■ Material shown:

┄┄┄┄┄┄

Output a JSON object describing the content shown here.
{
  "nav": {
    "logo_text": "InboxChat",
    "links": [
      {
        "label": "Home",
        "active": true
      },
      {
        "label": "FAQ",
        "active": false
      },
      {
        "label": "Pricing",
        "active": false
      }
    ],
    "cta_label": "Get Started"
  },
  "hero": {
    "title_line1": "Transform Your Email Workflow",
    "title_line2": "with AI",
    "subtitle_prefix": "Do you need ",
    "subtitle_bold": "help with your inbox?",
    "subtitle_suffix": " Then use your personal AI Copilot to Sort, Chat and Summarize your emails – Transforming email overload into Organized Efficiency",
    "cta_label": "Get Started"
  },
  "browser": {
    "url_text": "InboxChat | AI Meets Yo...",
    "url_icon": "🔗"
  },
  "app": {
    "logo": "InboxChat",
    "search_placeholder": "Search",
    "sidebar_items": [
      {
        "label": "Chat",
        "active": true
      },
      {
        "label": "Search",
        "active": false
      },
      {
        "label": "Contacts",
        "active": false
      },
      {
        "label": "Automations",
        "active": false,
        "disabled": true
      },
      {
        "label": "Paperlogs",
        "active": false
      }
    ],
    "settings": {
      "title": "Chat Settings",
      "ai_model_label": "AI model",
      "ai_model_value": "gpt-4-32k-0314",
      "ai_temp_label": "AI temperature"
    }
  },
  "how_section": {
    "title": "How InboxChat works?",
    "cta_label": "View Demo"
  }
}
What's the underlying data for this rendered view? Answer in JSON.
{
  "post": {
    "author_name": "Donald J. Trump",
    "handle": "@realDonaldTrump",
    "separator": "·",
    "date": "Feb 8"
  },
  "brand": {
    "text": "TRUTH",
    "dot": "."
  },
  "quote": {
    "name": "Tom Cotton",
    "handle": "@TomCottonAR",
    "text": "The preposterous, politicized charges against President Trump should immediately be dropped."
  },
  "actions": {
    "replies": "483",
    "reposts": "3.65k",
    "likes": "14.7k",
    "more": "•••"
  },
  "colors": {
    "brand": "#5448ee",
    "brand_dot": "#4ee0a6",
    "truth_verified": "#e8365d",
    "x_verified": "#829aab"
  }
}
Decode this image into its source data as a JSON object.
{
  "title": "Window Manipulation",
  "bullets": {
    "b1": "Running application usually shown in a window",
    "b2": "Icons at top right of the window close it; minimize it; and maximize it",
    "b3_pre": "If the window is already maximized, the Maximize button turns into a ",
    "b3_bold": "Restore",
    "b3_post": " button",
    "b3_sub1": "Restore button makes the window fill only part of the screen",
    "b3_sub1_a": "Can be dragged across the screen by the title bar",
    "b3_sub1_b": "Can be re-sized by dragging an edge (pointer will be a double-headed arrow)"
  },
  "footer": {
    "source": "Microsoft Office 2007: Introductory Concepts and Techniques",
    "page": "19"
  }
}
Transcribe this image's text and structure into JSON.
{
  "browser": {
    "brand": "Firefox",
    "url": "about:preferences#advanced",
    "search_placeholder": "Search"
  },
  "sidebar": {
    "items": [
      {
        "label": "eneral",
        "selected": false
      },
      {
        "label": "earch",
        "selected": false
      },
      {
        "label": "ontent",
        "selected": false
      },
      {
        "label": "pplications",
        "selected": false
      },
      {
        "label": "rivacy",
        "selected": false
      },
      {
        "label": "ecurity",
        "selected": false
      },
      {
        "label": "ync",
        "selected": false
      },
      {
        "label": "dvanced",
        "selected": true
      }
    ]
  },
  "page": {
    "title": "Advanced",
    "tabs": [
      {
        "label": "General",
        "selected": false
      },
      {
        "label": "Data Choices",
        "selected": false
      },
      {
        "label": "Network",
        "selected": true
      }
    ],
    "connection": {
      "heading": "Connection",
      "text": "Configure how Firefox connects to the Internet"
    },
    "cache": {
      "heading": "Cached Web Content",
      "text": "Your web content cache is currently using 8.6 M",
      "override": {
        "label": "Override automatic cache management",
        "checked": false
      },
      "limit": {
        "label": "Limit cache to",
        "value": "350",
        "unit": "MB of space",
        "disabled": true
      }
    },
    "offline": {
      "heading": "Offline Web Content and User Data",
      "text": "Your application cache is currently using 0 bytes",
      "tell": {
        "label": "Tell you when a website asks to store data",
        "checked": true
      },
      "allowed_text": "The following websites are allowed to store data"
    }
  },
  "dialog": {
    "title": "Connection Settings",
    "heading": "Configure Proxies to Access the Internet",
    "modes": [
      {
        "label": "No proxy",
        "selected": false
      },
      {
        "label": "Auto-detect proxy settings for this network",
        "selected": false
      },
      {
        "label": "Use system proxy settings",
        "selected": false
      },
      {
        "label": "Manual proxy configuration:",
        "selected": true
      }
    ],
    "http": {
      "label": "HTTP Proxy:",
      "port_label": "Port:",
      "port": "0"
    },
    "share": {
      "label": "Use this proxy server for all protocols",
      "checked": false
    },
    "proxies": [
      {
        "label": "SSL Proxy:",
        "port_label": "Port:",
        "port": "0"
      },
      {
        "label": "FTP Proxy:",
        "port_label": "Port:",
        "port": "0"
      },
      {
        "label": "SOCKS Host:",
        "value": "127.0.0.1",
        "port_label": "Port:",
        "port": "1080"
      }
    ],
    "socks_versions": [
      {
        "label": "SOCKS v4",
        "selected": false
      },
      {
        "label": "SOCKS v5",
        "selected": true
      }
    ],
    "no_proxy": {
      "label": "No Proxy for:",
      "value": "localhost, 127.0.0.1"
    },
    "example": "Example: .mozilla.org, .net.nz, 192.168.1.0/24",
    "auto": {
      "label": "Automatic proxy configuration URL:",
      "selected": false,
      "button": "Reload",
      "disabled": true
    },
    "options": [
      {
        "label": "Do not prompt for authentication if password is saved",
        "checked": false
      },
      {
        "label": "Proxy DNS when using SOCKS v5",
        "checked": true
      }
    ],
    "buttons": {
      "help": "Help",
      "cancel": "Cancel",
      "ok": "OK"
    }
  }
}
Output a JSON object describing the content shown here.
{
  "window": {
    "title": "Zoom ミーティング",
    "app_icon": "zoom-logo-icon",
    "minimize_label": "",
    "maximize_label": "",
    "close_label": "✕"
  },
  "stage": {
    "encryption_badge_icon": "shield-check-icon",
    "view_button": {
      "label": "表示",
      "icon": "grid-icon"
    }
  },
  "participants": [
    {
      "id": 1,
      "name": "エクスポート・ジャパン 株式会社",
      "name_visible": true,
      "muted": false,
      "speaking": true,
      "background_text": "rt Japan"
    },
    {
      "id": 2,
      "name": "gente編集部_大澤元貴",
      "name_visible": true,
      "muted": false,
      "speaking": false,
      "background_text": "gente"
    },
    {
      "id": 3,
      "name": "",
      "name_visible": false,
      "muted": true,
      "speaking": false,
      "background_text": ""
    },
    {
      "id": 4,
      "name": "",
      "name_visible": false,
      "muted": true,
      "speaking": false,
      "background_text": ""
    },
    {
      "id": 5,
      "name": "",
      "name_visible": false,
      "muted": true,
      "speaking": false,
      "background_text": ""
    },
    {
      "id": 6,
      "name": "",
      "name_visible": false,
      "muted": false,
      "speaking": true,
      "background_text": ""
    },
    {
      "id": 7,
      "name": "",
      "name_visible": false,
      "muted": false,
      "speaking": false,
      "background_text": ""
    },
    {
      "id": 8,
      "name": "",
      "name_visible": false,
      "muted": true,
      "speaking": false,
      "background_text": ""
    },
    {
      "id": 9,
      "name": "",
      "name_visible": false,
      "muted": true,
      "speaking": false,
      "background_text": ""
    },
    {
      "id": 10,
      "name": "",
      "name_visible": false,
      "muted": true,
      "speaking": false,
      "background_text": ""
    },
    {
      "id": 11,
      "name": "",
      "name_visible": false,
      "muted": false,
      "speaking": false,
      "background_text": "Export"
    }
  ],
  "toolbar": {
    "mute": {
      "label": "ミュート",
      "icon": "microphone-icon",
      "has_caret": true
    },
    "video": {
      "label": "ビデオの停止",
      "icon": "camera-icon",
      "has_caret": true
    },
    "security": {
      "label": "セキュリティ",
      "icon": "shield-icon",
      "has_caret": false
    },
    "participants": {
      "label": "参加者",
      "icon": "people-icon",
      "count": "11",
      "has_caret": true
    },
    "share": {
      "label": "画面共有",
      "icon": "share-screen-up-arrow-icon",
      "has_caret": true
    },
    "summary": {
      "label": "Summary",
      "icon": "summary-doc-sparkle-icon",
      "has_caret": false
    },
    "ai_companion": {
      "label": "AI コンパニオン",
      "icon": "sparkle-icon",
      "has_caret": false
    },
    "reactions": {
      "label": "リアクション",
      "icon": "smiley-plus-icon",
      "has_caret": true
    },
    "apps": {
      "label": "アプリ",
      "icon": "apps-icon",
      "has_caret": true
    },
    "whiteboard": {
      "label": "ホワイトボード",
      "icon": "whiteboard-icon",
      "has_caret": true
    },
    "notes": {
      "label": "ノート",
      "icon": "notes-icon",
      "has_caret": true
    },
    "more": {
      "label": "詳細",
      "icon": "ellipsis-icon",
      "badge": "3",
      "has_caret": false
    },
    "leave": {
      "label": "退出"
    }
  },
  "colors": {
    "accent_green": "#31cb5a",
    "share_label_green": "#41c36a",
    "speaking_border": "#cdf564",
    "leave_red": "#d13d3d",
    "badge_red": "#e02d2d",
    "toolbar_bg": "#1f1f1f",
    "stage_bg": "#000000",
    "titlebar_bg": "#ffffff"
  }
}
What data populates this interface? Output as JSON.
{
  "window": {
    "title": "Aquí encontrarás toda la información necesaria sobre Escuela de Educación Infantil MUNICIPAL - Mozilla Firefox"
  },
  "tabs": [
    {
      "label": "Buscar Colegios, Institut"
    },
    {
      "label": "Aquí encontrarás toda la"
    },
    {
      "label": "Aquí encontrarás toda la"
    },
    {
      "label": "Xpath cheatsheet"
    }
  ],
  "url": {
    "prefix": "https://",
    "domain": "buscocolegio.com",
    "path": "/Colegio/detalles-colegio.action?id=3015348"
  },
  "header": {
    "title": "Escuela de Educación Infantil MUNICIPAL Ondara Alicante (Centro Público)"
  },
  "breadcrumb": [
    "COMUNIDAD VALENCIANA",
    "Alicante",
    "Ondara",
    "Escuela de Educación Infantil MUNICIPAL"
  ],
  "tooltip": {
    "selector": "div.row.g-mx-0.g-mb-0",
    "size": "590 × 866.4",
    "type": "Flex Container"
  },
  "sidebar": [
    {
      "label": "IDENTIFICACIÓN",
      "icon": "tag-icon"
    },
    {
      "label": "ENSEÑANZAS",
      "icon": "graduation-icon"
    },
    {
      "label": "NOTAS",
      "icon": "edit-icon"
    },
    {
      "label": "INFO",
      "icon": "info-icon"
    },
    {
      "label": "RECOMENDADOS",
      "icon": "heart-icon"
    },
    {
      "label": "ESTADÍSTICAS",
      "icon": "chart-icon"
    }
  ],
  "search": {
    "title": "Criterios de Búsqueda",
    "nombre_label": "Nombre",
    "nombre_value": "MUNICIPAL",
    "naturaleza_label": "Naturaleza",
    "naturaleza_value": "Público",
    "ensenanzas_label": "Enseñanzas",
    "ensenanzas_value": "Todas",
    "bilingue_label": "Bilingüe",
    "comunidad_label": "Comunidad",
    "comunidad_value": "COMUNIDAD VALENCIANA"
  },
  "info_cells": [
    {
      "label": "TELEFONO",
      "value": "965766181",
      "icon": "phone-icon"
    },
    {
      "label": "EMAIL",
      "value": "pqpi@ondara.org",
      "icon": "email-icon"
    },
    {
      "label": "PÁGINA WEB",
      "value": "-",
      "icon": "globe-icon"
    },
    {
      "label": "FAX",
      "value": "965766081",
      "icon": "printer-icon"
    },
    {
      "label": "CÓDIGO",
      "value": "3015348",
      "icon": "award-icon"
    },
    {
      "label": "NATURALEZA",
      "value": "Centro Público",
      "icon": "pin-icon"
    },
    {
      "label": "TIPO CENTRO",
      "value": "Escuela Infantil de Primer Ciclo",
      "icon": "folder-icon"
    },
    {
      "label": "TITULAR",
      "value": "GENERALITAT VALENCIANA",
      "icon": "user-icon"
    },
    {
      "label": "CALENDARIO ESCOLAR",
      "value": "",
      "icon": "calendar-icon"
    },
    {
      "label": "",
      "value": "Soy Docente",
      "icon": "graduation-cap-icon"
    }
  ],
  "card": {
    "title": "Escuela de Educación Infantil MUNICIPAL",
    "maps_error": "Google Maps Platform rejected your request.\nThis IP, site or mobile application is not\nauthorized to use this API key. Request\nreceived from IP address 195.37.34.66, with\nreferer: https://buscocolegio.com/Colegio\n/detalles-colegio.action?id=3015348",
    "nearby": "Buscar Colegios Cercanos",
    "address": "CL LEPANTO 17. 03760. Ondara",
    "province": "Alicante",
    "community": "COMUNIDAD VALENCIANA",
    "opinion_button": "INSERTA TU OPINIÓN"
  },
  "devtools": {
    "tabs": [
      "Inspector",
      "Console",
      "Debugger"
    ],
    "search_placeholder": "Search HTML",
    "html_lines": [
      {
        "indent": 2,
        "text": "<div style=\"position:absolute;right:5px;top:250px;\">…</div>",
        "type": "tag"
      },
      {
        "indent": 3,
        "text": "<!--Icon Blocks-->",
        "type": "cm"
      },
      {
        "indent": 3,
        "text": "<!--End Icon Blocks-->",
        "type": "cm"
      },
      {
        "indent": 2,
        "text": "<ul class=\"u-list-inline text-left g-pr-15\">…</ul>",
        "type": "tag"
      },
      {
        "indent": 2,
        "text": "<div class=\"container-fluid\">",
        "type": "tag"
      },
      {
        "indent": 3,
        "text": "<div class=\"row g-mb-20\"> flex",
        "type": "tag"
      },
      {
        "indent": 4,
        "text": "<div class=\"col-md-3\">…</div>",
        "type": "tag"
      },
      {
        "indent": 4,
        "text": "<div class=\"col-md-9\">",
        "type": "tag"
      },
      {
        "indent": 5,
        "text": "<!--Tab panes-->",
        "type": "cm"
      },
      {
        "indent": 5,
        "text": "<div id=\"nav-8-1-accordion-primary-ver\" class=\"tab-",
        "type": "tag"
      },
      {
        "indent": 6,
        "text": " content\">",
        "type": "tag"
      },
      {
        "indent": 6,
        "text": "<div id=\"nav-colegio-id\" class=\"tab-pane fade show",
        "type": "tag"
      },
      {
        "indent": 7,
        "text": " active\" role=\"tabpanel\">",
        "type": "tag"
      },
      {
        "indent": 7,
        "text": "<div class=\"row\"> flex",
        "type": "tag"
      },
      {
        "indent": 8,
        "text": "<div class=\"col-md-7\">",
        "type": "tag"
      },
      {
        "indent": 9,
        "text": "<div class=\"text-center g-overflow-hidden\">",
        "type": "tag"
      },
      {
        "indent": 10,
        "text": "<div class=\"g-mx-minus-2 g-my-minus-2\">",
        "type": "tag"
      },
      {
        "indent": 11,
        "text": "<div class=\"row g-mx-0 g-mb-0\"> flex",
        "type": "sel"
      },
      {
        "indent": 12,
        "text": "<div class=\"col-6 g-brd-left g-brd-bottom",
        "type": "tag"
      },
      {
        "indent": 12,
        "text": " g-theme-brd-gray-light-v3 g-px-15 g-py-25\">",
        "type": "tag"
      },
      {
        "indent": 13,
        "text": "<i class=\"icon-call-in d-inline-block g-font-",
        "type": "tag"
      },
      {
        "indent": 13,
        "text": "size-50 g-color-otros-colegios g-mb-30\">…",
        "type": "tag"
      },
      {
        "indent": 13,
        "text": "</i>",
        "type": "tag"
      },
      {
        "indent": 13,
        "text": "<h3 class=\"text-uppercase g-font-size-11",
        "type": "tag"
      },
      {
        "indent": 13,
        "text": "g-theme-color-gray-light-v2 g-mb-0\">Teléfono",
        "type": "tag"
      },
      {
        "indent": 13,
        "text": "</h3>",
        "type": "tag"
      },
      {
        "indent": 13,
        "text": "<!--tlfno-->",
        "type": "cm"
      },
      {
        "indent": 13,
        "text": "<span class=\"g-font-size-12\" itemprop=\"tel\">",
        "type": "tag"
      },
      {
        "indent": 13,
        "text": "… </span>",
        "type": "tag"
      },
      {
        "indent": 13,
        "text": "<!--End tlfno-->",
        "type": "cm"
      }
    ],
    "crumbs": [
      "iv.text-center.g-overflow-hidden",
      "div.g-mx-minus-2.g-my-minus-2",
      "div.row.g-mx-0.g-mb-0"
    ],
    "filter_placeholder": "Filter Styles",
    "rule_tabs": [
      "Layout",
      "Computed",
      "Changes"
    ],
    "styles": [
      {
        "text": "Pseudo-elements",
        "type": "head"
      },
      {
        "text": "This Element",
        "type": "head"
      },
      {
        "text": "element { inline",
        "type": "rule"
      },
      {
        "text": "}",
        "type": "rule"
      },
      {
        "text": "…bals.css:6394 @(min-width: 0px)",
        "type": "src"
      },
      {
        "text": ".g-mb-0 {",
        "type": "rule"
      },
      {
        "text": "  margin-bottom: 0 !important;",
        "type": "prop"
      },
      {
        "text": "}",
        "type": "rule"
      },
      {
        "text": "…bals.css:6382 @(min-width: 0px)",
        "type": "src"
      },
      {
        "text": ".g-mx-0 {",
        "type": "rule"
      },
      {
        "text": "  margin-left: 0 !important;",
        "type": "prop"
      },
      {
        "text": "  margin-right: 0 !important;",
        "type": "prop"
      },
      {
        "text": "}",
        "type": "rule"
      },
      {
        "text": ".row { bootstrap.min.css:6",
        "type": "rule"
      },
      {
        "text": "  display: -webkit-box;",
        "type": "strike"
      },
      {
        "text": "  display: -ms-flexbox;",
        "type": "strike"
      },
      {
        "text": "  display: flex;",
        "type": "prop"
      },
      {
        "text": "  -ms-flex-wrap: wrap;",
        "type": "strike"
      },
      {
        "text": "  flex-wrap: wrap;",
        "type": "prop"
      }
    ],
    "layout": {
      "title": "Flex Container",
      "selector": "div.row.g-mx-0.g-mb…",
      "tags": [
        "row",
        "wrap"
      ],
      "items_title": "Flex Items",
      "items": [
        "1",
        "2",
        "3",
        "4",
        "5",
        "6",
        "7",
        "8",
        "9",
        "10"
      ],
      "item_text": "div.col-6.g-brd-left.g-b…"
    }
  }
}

┄┄┄┄┄┄

State the number of lines in these entries that include the string "inline". Provide nothing beyond that number.

■ Task solution: 3